Request — Starting at the line that holds "OCR this image.", restate every line word for word up to and including the last one in the listing below, and omit all pictures.

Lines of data
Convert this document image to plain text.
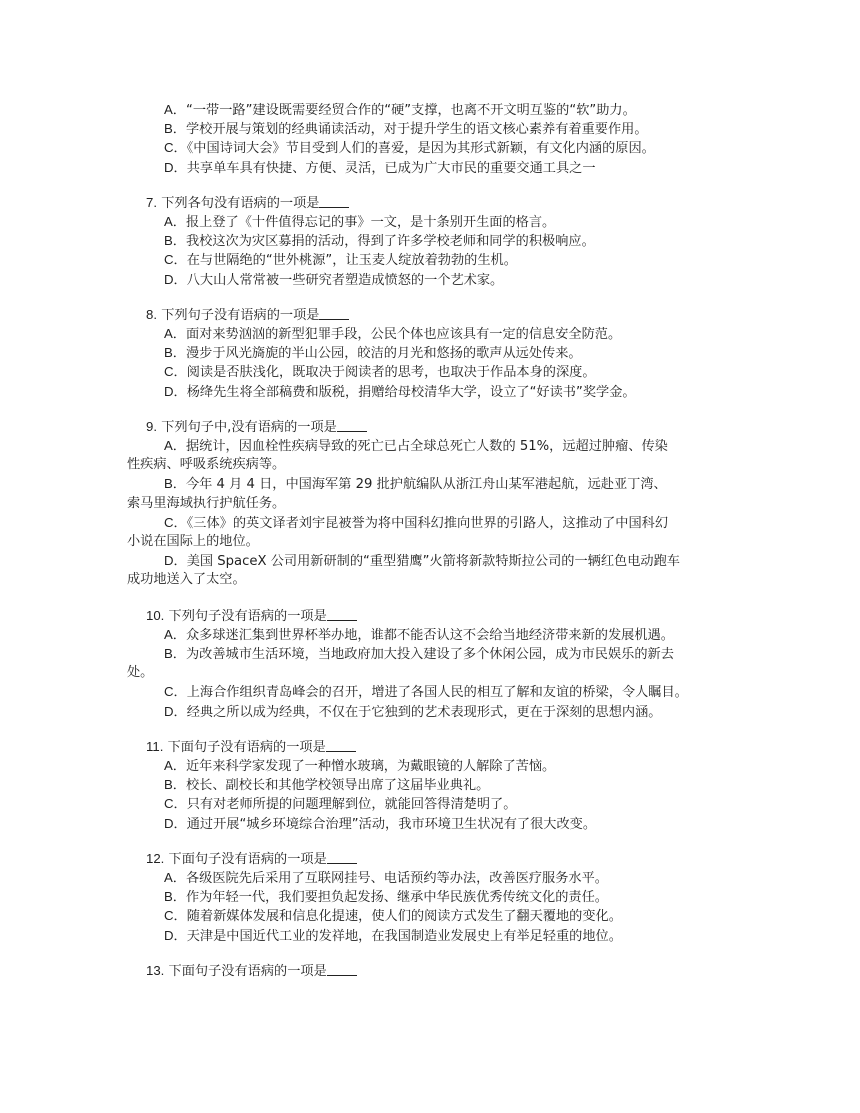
A．“一带一路”建设既需要经贸合作的“硬”支撑，也离不开文明互鉴的“软”助力。
B．学校开展与策划的经典诵读活动，对于提升学生的语文核心素养有着重要作用。
C．《中国诗词大会》节目受到人们的喜爱，是因为其形式新颖，有文化内涵的原因。
D．共享单车具有快捷、方便、灵活，已成为广大市民的重要交通工具之一
7. 下列各句没有语病的一项是
A．报上登了《十件值得忘记的事》一文，是十条别开生面的格言。
B．我校这次为灾区募捐的活动，得到了许多学校老师和同学的积极响应。
C．在与世隔绝的“世外桃源”，让玉麦人绽放着勃勃的生机。
D．八大山人常常被一些研究者塑造成愤怒的一个艺术家。
8. 下列句子没有语病的一项是
A．面对来势汹汹的新型犯罪手段，公民个体也应该具有一定的信息安全防范。
B．漫步于风光旖旎的半山公园，皎洁的月光和悠扬的歌声从远处传来。
C．阅读是否肤浅化，既取决于阅读者的思考，也取决于作品本身的深度。
D．杨绛先生将全部稿费和版税，捐赠给母校清华大学，设立了“好读书”奖学金。
9. 下列句子中,没有语病的一项是
A．据统计，因血栓性疾病导致的死亡已占全球总死亡人数的 51%，远超过肿瘤、传染
性疾病、呼吸系统疾病等。
B．今年 4 月 4 日，中国海军第 29 批护航编队从浙江舟山某军港起航，远赴亚丁湾、
索马里海域执行护航任务。
C．《三体》的英文译者刘宇昆被誉为将中国科幻推向世界的引路人，这推动了中国科幻
小说在国际上的地位。
D．美国 SpaceX 公司用新研制的“重型猎鹰”火箭将新款特斯拉公司的一辆红色电动跑车
成功地送入了太空。
10. 下列句子没有语病的一项是
A．众多球迷汇集到世界杯举办地，谁都不能否认这不会给当地经济带来新的发展机遇。
B．为改善城市生活环境，当地政府加大投入建设了多个休闲公园，成为市民娱乐的新去
处。
C．上海合作组织青岛峰会的召开，增进了各国人民的相互了解和友谊的桥梁，令人瞩目。
D．经典之所以成为经典，不仅在于它独到的艺术表现形式，更在于深刻的思想内涵。
11. 下面句子没有语病的一项是
A．近年来科学家发现了一种憎水玻璃，为戴眼镜的人解除了苦恼。
B．校长、副校长和其他学校领导出席了这届毕业典礼。
C．只有对老师所提的问题理解到位，就能回答得清楚明了。
D．通过开展“城乡环境综合治理”活动，我市环境卫生状况有了很大改变。
12. 下面句子没有语病的一项是
A．各级医院先后采用了互联网挂号、电话预约等办法，改善医疗服务水平。
B．作为年轻一代，我们要担负起发扬、继承中华民族优秀传统文化的责任。
C．随着新媒体发展和信息化提速，使人们的阅读方式发生了翻天覆地的变化。
D．天津是中国近代工业的发祥地，在我国制造业发展史上有举足轻重的地位。
13. 下面句子没有语病的一项是
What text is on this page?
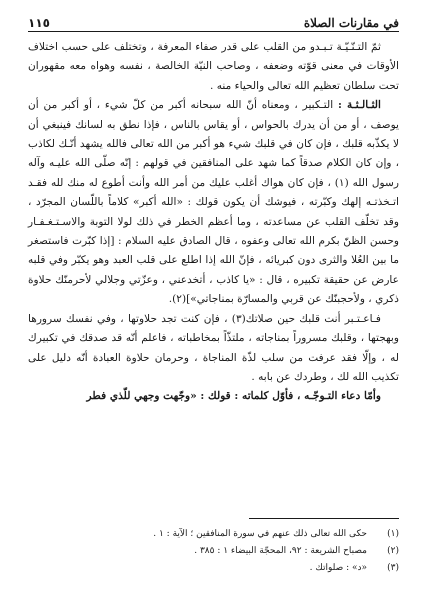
في مقارنات الصلاة
١١٥

ثمّ التـنّـيّـة تـبـدو من القلب على قدر صفاء المعرفة ، وتختلف على حسب اختلاف الأوقات في معنى قوّته وضعفه ، وصاحب النيّة الخالصة ، نفسه وهواه معه مقهوران تحت سلطان تعظيم الله تعالى والحياء منه .

الثـالـثـة : التـكبير ، ومعناه أنّ الله سبحانه أكبر من كلّ شيء ، أو أكبر من أن يوصف ، أو من أن يدرك بالحواس ، أو يقاس بالناس ، فإذا نطق به لسانك فينبغي أن لا يكذّبه قلبك ، فإن كان في قلبك شيء هو أكبر من الله تعالى فالله يشهد أنّـك لكاذب ، وإن كان الكلام صدقاً كما شهد على المنافقين في قولهم : إنّه صلّى الله عليـه وآله رسول الله (١) ، فإن كان هواك أغلب عليك من أمر الله وأنت أطوع له منك لله فقـد اتـخذتـه إلهك وكبّرته ، فيوشك أن يكون قولك : «الله أكبر» كلاماً باللّسان المجرّد ، وقد تخلّف القلب عن مساعدته ، وما أعظم الخطر في ذلك لولا التوبة والاسـتـغـفـار وحسن الظنّ بكرم الله تعالى وعفوه ، قال الصادق عليه السلام : [إذا كبّرت فاستصغر ما بين العُلا والثرى دون كبريائه ، فإنّ الله إذا اطلع على قلب العبد وهو يكبّر وفي قلبه عارض عن حقيقة تكبيره ، قال : «يا كاذب ، أتخدعني ، وعزّتي وجلالي لأحرمنّك حلاوة ذكري ، ولأحجبنّك عن قربي والمسارّة بمناجاتي»](٢).

فـاعـتـبر أنت قلبك حين صلاتك(٣) ، فإن كنت تجد حلاوتها ، وفي نفسك سرورها وبهجتها ، وقلبك مسروراً بمناجاته ، ملتذّاً بمخاطباته ، فاعلم أنّه قد صدقك في تكبيرك له ، وإلّا فقد عرفت من سلب لذّة المناجاة ، وحرمان حلاوة العبادة أنّه دليل على تكذيب الله لك ، وطردك عن بابه .

وأمّا دعاء التـوجّـه ، فأوّل كلماته : قولك : «وجّهت وجهي للّذي فطر

(١)
حكى الله تعالى ذلك عنهم في سورة المنافقين ؛ الآية : ١ .

(٢)
مصباح الشريعة : ٩٢، المحجّة البيضاء ١ : ٣٨٥ .

(٣)
«د» : صلواتك .
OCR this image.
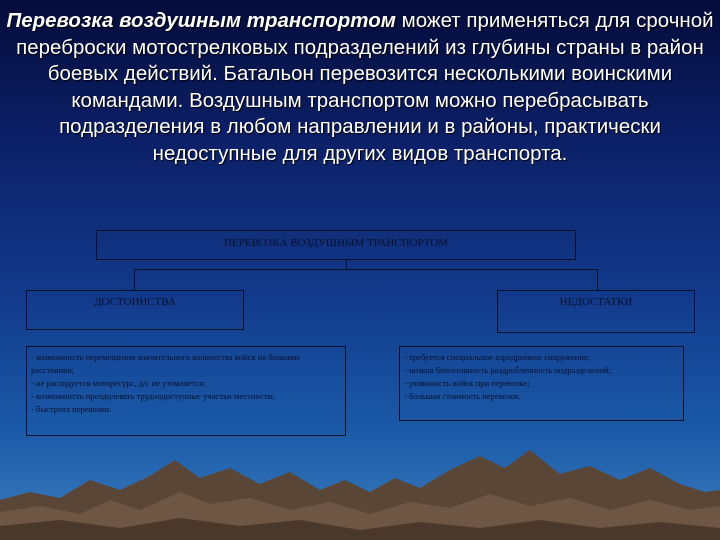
Перевозка воздушным транспортом может применяться для срочной переброски мотострелковых подразделений из глубины страны в район боевых действий. Батальон перевозится несколькими воинскими командами. Воздушным транспортом можно перебрасывать подразделения в любом направлении и в районы, практически недоступные для других видов транспорта.
ПЕРЕВОЗКА ВОЗДУШНЫМ ТРАНСПОРТОМ
ДОСТОИНСТВА	НЕДОСТАТКИ
- возможность перемещения значительного количества войск на большие расстояния;
- не расходуется моторесурс, д/с не утомляется;
- возможность преодолевать труднодоступные участки местности;
- быстрота перевозки.
- требуется специальное аэродромное сооружение;
- низкая боеготовность раздробленность подразделений;
- уязвимость войск при перевозке;
- большая стоимость перевозок.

Task response —
OCR this image.
Перевозка воздушным транспортом может применяться для срочной переброски мотострелковых подразделений из глубины страны в район боевых действий. Батальон перевозится несколькими воинскими командами. Воздушным транспортом можно перебрасывать подразделения в любом направлении и в районы, практически недоступные для других видов транспорта.
ПЕРЕВОЗКА ВОЗДУШНЫМ ТРАНСПОРТОМ
ДОСТОИНСТВА	НЕДОСТАТКИ
- возможность перемещения значительного количества войск на большие расстояния;
- не расходуется моторесурс, д/с не утомляется;
- возможность преодолевать труднодоступные участки местности;
- быстрота перевозки.
- требуется специальное аэродромное сооружение;
- низкая боеготовность раздробленность подразделений;
- уязвимость войск при перевозке;
- большая стоимость перевозок.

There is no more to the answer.